* GOAL OF THE EXERCISE: Check each line of the material below, and copy it if it holds the string "been".

* START RECORDS SUPPLIED *

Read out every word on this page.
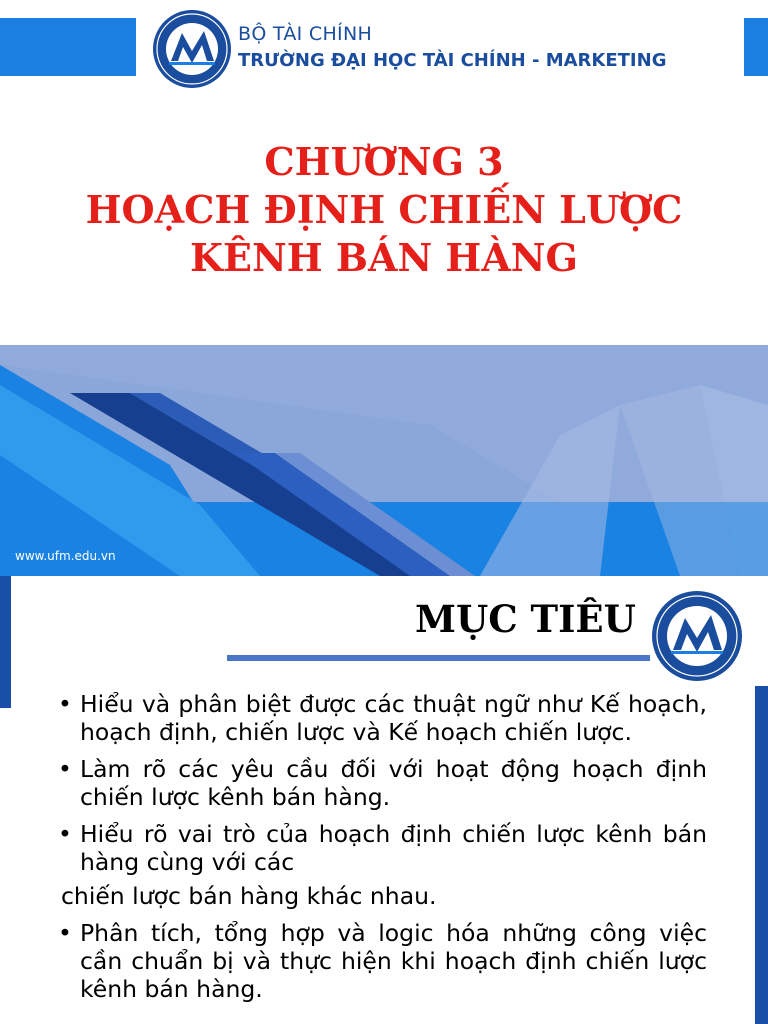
BỘ TÀI CHÍNH
TRƯỜNG ĐẠI HỌC TÀI CHÍNH - MARKETING
CHƯƠNG 3
HOẠCH ĐỊNH CHIẾN LƯỢC
KÊNH BÁN HÀNG
www.ufm.edu.vn
MỤC TIÊU
• Hiểu và phân biệt được các thuật ngữ như Kế hoạch, hoạch định, chiến lược và Kế hoạch chiến lược.
• Làm rõ các yêu cầu đối với hoạt động hoạch định chiến lược kênh bán hàng.
• Hiểu rõ vai trò của hoạch định chiến lược kênh bán hàng cùng với các
chiến lược bán hàng khác nhau.
• Phân tích, tổng hợp và logic hóa những công việc cần chuẩn bị và thực hiện khi hoạch định chiến lược kênh bán hàng.
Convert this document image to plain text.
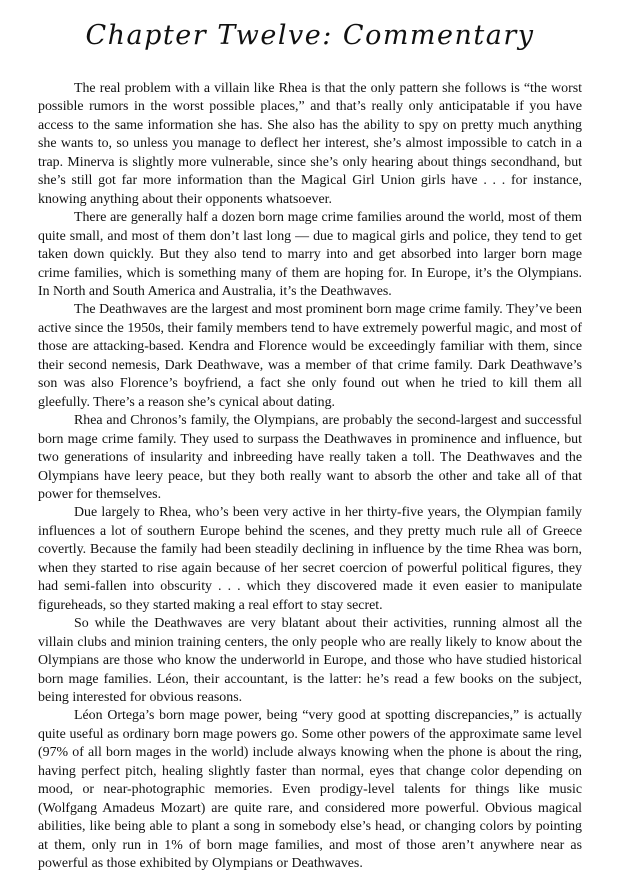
Chapter Twelve: Commentary

The real problem with a villain like Rhea is that the only pattern she follows is “the worst possible rumors in the worst possible places,” and that’s really only anticipatable if you have access to the same information she has. She also has the ability to spy on pretty much anything she wants to, so unless you manage to deflect her interest, she’s almost impossible to catch in a trap. Minerva is slightly more vulnerable, since she’s only hearing about things secondhand, but she’s still got far more information than the Magical Girl Union girls have . . . for instance, knowing anything about their opponents whatsoever.

There are generally half a dozen born mage crime families around the world, most of them quite small, and most of them don’t last long — due to magical girls and police, they tend to get taken down quickly. But they also tend to marry into and get absorbed into larger born mage crime families, which is something many of them are hoping for. In Europe, it’s the Olympians. In North and South America and Australia, it’s the Deathwaves.

The Deathwaves are the largest and most prominent born mage crime family. They’ve been active since the 1950s, their family members tend to have extremely powerful magic, and most of those are attacking-based. Kendra and Florence would be exceedingly familiar with them, since their second nemesis, Dark Deathwave, was a member of that crime family. Dark Deathwave’s son was also Florence’s boyfriend, a fact she only found out when he tried to kill them all gleefully. There’s a reason she’s cynical about dating.

Rhea and Chronos’s family, the Olympians, are probably the second-largest and successful born mage crime family. They used to surpass the Deathwaves in prominence and influence, but two generations of insularity and inbreeding have really taken a toll. The Deathwaves and the Olympians have leery peace, but they both really want to absorb the other and take all of that power for themselves.

Due largely to Rhea, who’s been very active in her thirty-five years, the Olympian family influences a lot of southern Europe behind the scenes, and they pretty much rule all of Greece covertly. Because the family had been steadily declining in influence by the time Rhea was born, when they started to rise again because of her secret coercion of powerful political figures, they had semi-fallen into obscurity . . . which they discovered made it even easier to manipulate figureheads, so they started making a real effort to stay secret.

So while the Deathwaves are very blatant about their activities, running almost all the villain clubs and minion training centers, the only people who are really likely to know about the Olympians are those who know the underworld in Europe, and those who have studied historical born mage families. Léon, their accountant, is the latter: he’s read a few books on the subject, being interested for obvious reasons.

Léon Ortega’s born mage power, being “very good at spotting discrepancies,” is actually quite useful as ordinary born mage powers go. Some other powers of the approximate same level (97% of all born mages in the world) include always knowing when the phone is about the ring, having perfect pitch, healing slightly faster than normal, eyes that change color depending on mood, or near-photographic memories. Even prodigy-level talents for things like music (Wolfgang Amadeus Mozart) are quite rare, and considered more powerful. Obvious magical abilities, like being able to plant a song in somebody else’s head, or changing colors by pointing at them, only run in 1% of born mage families, and most of those aren’t anywhere near as powerful as those exhibited by Olympians or Deathwaves.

* END RECORDS SUPPLIED *

* EXERCISE RESULT:
The Deathwaves are the largest and most prominent born mage crime family. They’ve been active since the 1950s, their family members tend to have extremely powerful magic, and most of those are attacking-based. Kendra and Florence would be exceedingly familiar with them, since their second nemesis, Dark Deathwave, was a member of that crime family. Dark Deathwave’s son was also Florence’s boyfriend, a fact she only found out when he tried to kill them all gleefully. There’s a reason she’s cynical about dating.
Due largely to Rhea, who’s been very active in her thirty-five years, the Olympian family influences a lot of southern Europe behind the scenes, and they pretty much rule all of Greece covertly. Because the family had been steadily declining in influence by the time Rhea was born, when they started to rise again because of her secret coercion of powerful political figures, they had semi-fallen into obscurity . . . which they discovered made it even easier to manipulate figureheads, so they started making a real effort to stay secret.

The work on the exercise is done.